PROBLEM | From the xe driver patch email, reproduce word for word the part that opens with the words containing "On 23/07/2024 05:24, Matthew" and closes with "sensible to me.".

PAGE EXCERPT |
────────────────────────────────────────
[PATCH 1/1] drm/xe: Store process name and pid in xe file

Tue Jul 23 10:07:04 UTC 2024

On 23/07/2024 05:24, Matthew Brost wrote:
> An xe file can outlive the associated process as the GPU cleanup is just
> triggered upon file close (process kill) and completes sometime later.
> If the file close triggers error conditions (GPU hangs) the process
> cannot be safely referenced to retrieve the name and pid for debug
> information. Store the process name and pid directly in the xe file to
> be safe.
> 
> Signed-off-by: Matthew Brost <matthew.brost at intel.com>

Also if you look at drm_file_update_pid(), things look pretty scary, so 
this sounds very sensible to me.

> ---
>   drivers/gpu/drm/xe/xe_devcoredump.c  | 10 ++--------
>   drivers/gpu/drm/xe/xe_device.c       |  9 +++++++++
>   drivers/gpu/drm/xe/xe_device_types.h | 12 ++++++++++++
>   drivers/gpu/drm/xe/xe_guc_submit.c   | 10 ++--------
>   4 files changed, 25 insertions(+), 16 deletions(-)
> 
> diff --git a/drivers/gpu/drm/xe/xe_devcoredump.c b/drivers/gpu/drm/xe/xe_devcoredump.c
> index 62c2b10fbf1d..d8d8ca2c19d3 100644
> --- a/drivers/gpu/drm/xe/xe_devcoredump.c
> +++ b/drivers/gpu/drm/xe/xe_devcoredump.c
> @@ -171,7 +171,6 @@ static void devcoredump_snapshot(struct xe_devcoredump *coredump,
>   	u32 adj_logical_mask = q->logical_mask;
>   	u32 width_mask = (0x1 << q->width) - 1;
>   	const char *process_name = "no process";
> -	struct task_struct *task = NULL;
>   
>   	int i;
>   	bool cookie;
> @@ -179,14 +178,9 @@ static void devcoredump_snapshot(struct xe_devcoredump *coredump,
>   	ss->snapshot_time = ktime_get_real();
>   	ss->boot_time = ktime_get_boottime();
>   
> -	if (q->vm && q->vm->xef) {
> -		task = get_pid_task(q->vm->xef->drm->pid, PIDTYPE_PID);
> -		if (task)
────────────────────────────────────────
PROVIDED INFORMATION |
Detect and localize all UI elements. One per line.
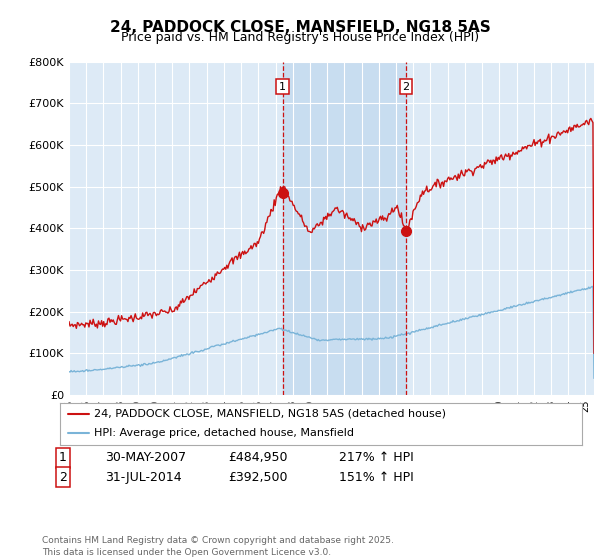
Text: 30-MAY-2007: 30-MAY-2007 [105,451,186,464]
Text: 2: 2 [59,470,67,484]
Text: 24, PADDOCK CLOSE, MANSFIELD, NG18 5AS (detached house): 24, PADDOCK CLOSE, MANSFIELD, NG18 5AS (… [94,409,446,419]
Text: 1: 1 [279,82,286,92]
Text: £392,500: £392,500 [228,470,287,484]
Text: 217% ↑ HPI: 217% ↑ HPI [339,451,414,464]
Text: 31-JUL-2014: 31-JUL-2014 [105,470,182,484]
Text: 2: 2 [403,82,410,92]
Text: £484,950: £484,950 [228,451,287,464]
Text: Contains HM Land Registry data © Crown copyright and database right 2025.
This d: Contains HM Land Registry data © Crown c… [42,536,394,557]
Text: HPI: Average price, detached house, Mansfield: HPI: Average price, detached house, Mans… [94,428,354,438]
Text: 1: 1 [59,451,67,464]
Bar [283,62,406,395]
Text: 24, PADDOCK CLOSE, MANSFIELD, NG18 5AS: 24, PADDOCK CLOSE, MANSFIELD, NG18 5AS [110,20,490,35]
Text: Price paid vs. HM Land Registry's House Price Index (HPI): Price paid vs. HM Land Registry's House … [121,31,479,44]
Text: 151% ↑ HPI: 151% ↑ HPI [339,470,414,484]
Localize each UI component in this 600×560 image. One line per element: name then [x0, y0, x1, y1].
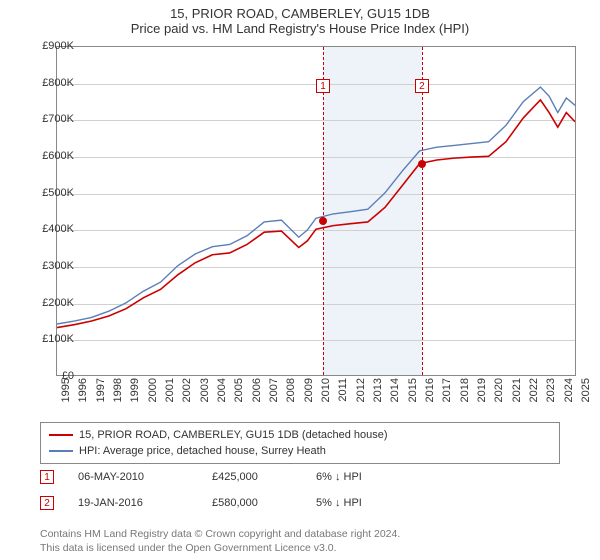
x-axis-label: 2001 [164, 378, 176, 418]
x-axis-label: 2003 [199, 378, 211, 418]
x-axis-label: 1995 [60, 378, 72, 418]
x-axis-label: 2024 [563, 378, 575, 418]
x-axis-label: 2009 [303, 378, 315, 418]
event-marker: 1 [316, 79, 330, 93]
chart-subtitle: Price paid vs. HM Land Registry's House … [0, 21, 600, 40]
x-axis-label: 2006 [251, 378, 263, 418]
x-axis-label: 2020 [493, 378, 505, 418]
x-axis-label: 2002 [181, 378, 193, 418]
sale-marker: 2 [40, 496, 54, 510]
x-axis-label: 2019 [476, 378, 488, 418]
chart-plot-area: 12 [56, 46, 576, 376]
x-axis-label: 2017 [441, 378, 453, 418]
x-axis-label: 2005 [233, 378, 245, 418]
x-axis-label: 2018 [459, 378, 471, 418]
sale-row: 2 19-JAN-2016 £580,000 5% ↓ HPI [40, 496, 560, 510]
y-axis-label: £500K [24, 187, 74, 199]
y-axis-label: £700K [24, 113, 74, 125]
footer-line: This data is licensed under the Open Gov… [40, 542, 400, 556]
x-axis-label: 1998 [112, 378, 124, 418]
x-axis-label: 2000 [147, 378, 159, 418]
y-axis-label: £800K [24, 77, 74, 89]
sale-date: 06-MAY-2010 [78, 471, 188, 483]
sale-row: 1 06-MAY-2010 £425,000 6% ↓ HPI [40, 470, 560, 484]
x-axis-label: 2015 [407, 378, 419, 418]
x-axis-label: 2013 [372, 378, 384, 418]
x-axis-label: 2021 [511, 378, 523, 418]
y-axis-label: £900K [24, 40, 74, 52]
sale-date: 19-JAN-2016 [78, 497, 188, 509]
x-axis-label: 2014 [389, 378, 401, 418]
x-axis-label: 2004 [216, 378, 228, 418]
sale-price: £580,000 [212, 497, 292, 509]
y-axis-label: £300K [24, 260, 74, 272]
x-axis-label: 2011 [337, 378, 349, 418]
x-axis-label: 2025 [580, 378, 592, 418]
y-axis-label: £600K [24, 150, 74, 162]
x-axis-label: 2008 [285, 378, 297, 418]
x-axis-label: 1999 [129, 378, 141, 418]
sale-price: £425,000 [212, 471, 292, 483]
sale-diff: 6% ↓ HPI [316, 471, 426, 483]
event-marker: 2 [415, 79, 429, 93]
legend-item: HPI: Average price, detached house, Surr… [49, 443, 551, 459]
x-axis-label: 2010 [320, 378, 332, 418]
x-axis-label: 1996 [77, 378, 89, 418]
footer-attribution: Contains HM Land Registry data © Crown c… [40, 528, 400, 555]
sale-diff: 5% ↓ HPI [316, 497, 426, 509]
legend-label: HPI: Average price, detached house, Surr… [79, 445, 326, 457]
x-axis-label: 2007 [268, 378, 280, 418]
legend: 15, PRIOR ROAD, CAMBERLEY, GU15 1DB (det… [40, 422, 560, 464]
legend-swatch [49, 450, 73, 452]
legend-swatch [49, 434, 73, 436]
x-axis-label: 2012 [355, 378, 367, 418]
x-axis-label: 2016 [424, 378, 436, 418]
y-axis-label: £200K [24, 297, 74, 309]
chart-title: 15, PRIOR ROAD, CAMBERLEY, GU15 1DB [0, 0, 600, 21]
x-axis-label: 1997 [95, 378, 107, 418]
y-axis-label: £400K [24, 223, 74, 235]
x-axis-label: 2023 [545, 378, 557, 418]
y-axis-label: £100K [24, 333, 74, 345]
sale-marker: 1 [40, 470, 54, 484]
legend-label: 15, PRIOR ROAD, CAMBERLEY, GU15 1DB (det… [79, 429, 388, 441]
legend-item: 15, PRIOR ROAD, CAMBERLEY, GU15 1DB (det… [49, 427, 551, 443]
x-axis-label: 2022 [528, 378, 540, 418]
footer-line: Contains HM Land Registry data © Crown c… [40, 528, 400, 542]
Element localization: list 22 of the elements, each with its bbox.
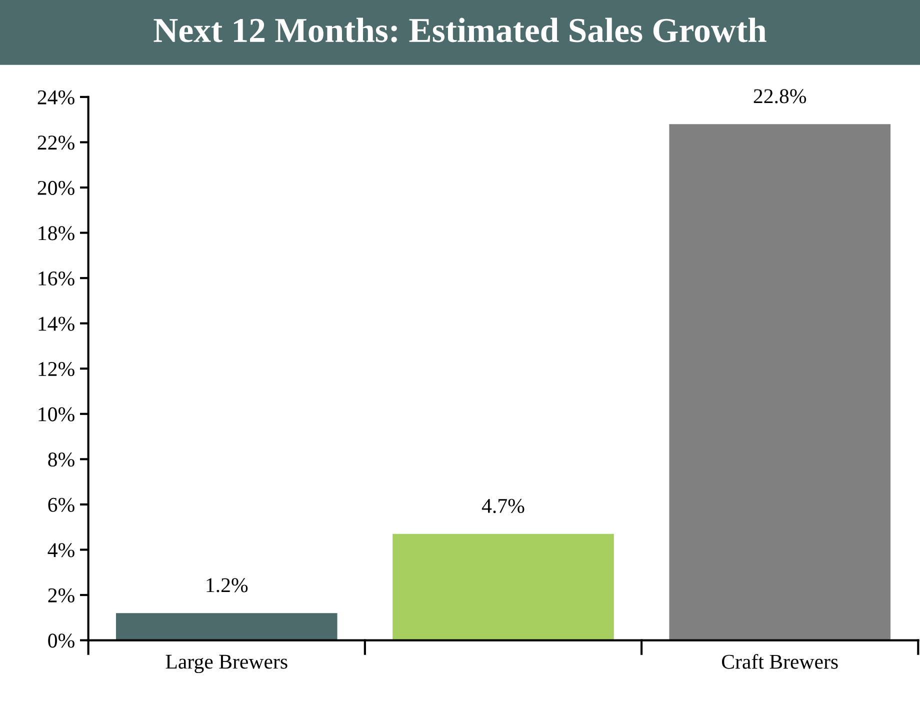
y-tick-label: 22% [38,136,74,150]
bar [669,124,890,640]
y-tick-label: 4% [48,543,74,558]
bar [392,534,614,640]
chart-title: Next 12 Months: Estimated Sales Growth [154,18,766,42]
y-tick-label: 24% [38,90,74,104]
y-tick-label: 12% [38,362,74,376]
y-tick-label: 0% [48,634,74,648]
y-tick-label: 2% [48,588,74,602]
data-label: 22.8% [754,89,806,104]
data-label: 4.7% [482,498,524,514]
y-tick-label: 10% [38,407,74,422]
y-tick-label: 14% [38,316,74,331]
data-label: 1.2% [206,578,248,592]
y-tick-label: 18% [38,226,74,240]
x-tick-label: Craft Brewers [722,654,838,669]
bar [116,613,338,640]
y-tick-label: 16% [38,271,74,286]
y-tick-label: 8% [48,452,74,467]
x-tick-label: Large Brewers [166,654,288,674]
y-tick-label: 20% [38,180,74,196]
y-tick-label: 6% [48,498,74,512]
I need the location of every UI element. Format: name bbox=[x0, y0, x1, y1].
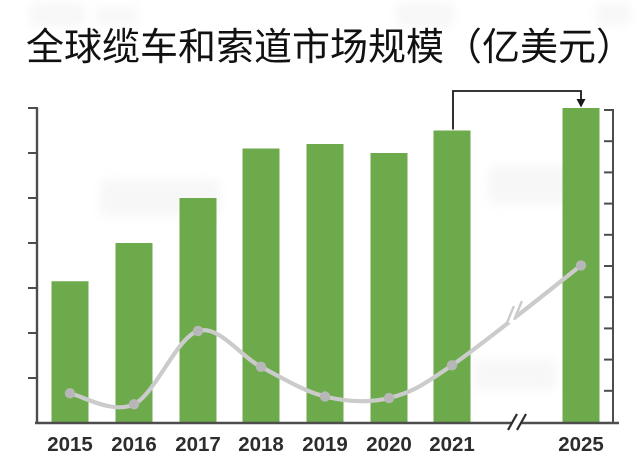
bar-2015 bbox=[51, 281, 89, 423]
x-label-2017: 2017 bbox=[175, 433, 221, 456]
x-label-2016: 2016 bbox=[111, 433, 157, 456]
arrow-head bbox=[576, 99, 586, 108]
bar-series bbox=[51, 108, 600, 423]
bar-2019 bbox=[306, 144, 344, 423]
x-axis-labels: 2015 2016 2017 2018 2019 2020 2021 2025 bbox=[47, 433, 604, 456]
x-label-2025: 2025 bbox=[558, 433, 604, 456]
marker-2021 bbox=[446, 360, 458, 371]
x-label-2015: 2015 bbox=[47, 433, 93, 456]
marker-2025 bbox=[575, 260, 587, 271]
x-axis-break-gap bbox=[508, 411, 526, 434]
chart-title: 全球缆车和索道市场规模（亿美元） bbox=[26, 27, 635, 69]
marker-2016 bbox=[128, 399, 140, 410]
line-break-slash bbox=[505, 305, 515, 326]
marker-2017 bbox=[192, 325, 204, 337]
trend-line-series bbox=[64, 260, 587, 410]
line-break-slash bbox=[513, 300, 523, 321]
marker-2015 bbox=[64, 388, 76, 399]
x-axis-break-slash bbox=[516, 413, 527, 431]
bar-2020 bbox=[370, 153, 408, 423]
line-break-gap bbox=[506, 301, 522, 325]
x-label-2020: 2020 bbox=[366, 433, 412, 456]
marker-2019 bbox=[319, 391, 331, 402]
marker-2020 bbox=[383, 392, 395, 404]
x-label-2019: 2019 bbox=[302, 433, 348, 456]
arrow-line bbox=[452, 90, 582, 130]
bar-2018 bbox=[242, 148, 280, 423]
marker-2018 bbox=[255, 361, 267, 373]
bar-2021 bbox=[433, 130, 471, 423]
x-label-2021: 2021 bbox=[429, 433, 475, 456]
bar-2017 bbox=[179, 198, 217, 423]
axis-break-marks bbox=[505, 300, 527, 434]
arrow-annotation bbox=[452, 90, 586, 130]
x-axis-break-slash bbox=[507, 413, 518, 431]
x-label-2018: 2018 bbox=[238, 433, 284, 456]
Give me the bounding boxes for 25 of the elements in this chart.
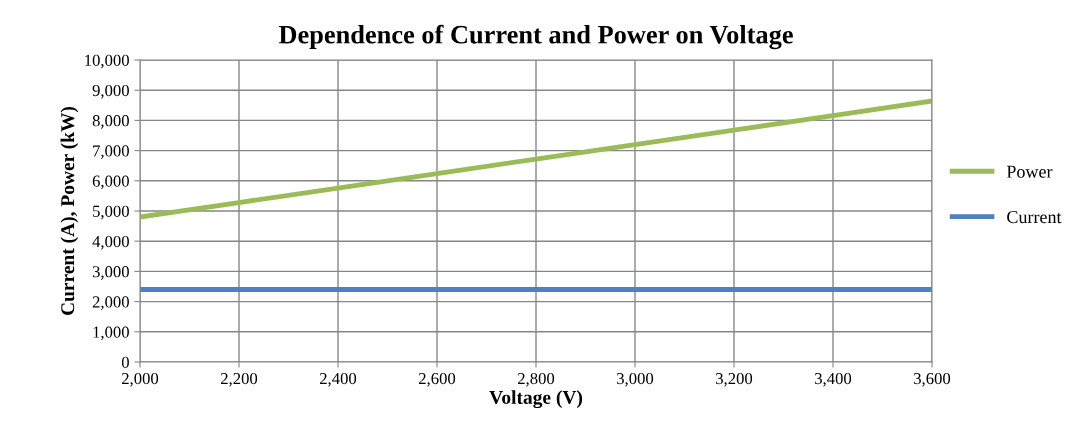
y-tick-label: 1,000 — [93, 326, 129, 341]
y-tick-label: 0 — [121, 356, 129, 368]
legend-label: Current — [1007, 211, 1062, 224]
y-tick-label: 3,000 — [92, 266, 129, 280]
y-axis-title: Current (A), Power (kW) — [60, 106, 79, 315]
x-tick-label: 2,000 — [121, 372, 159, 387]
x-tick-label: 2,400 — [319, 372, 357, 387]
y-tick-label: 4,000 — [92, 235, 129, 250]
y-tick-label: 9,000 — [92, 84, 129, 99]
y-tick-label: 5,000 — [93, 205, 129, 220]
x-tick-label: 2,800 — [517, 372, 555, 387]
x-tick-label: 3,000 — [617, 372, 654, 387]
x-tick-label: 2,600 — [418, 372, 456, 387]
y-tick-label: 6,000 — [92, 175, 129, 190]
chart-title: Dependence of Current and Power on Voltage — [278, 24, 793, 50]
x-axis-title: Voltage (V) — [489, 390, 583, 409]
y-tick-label: 7,000 — [93, 145, 129, 159]
y-tick-label: 8,000 — [92, 115, 129, 129]
y-tick-label: 10,000 — [85, 54, 129, 69]
legend-label: Power — [1006, 165, 1053, 178]
x-tick-label: 3,400 — [815, 372, 852, 387]
y-tick-label: 2,000 — [92, 296, 129, 310]
x-tick-label: 2,200 — [220, 372, 258, 387]
x-tick-label: 3,200 — [716, 372, 753, 387]
x-tick-label: 3,600 — [914, 372, 951, 387]
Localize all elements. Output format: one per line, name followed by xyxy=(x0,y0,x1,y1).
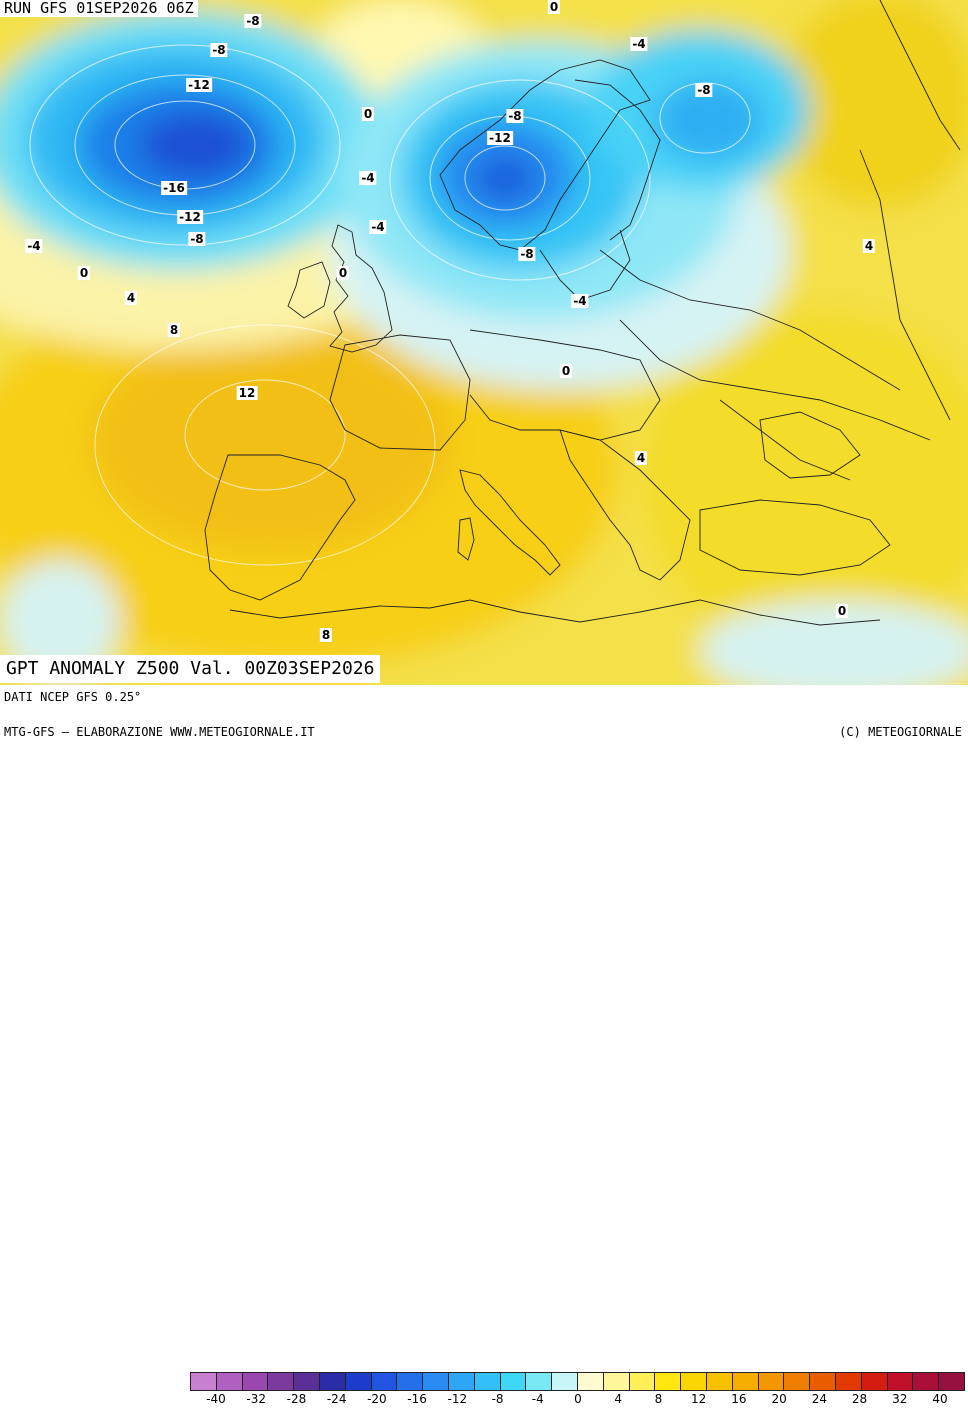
────────────────────────────────────────
TASK OUTPUT |
On 23/07/2024 05:24, Matthew Brost wrote:
> An xe file can outlive the associated process as the GPU cleanup is just
> triggered upon file close (process kill) and completes sometime later.
> If the file close triggers error conditions (GPU hangs) the process
> cannot be safely referenced to retrieve the name and pid for debug
> information. Store the process name and pid directly in the xe file to
> be safe.
> 
> Signed-off-by: Matthew Brost <matthew.brost at intel.com>

Also if you look at drm_file_update_pid(), things look pretty scary, so 
this sounds very sensible to me.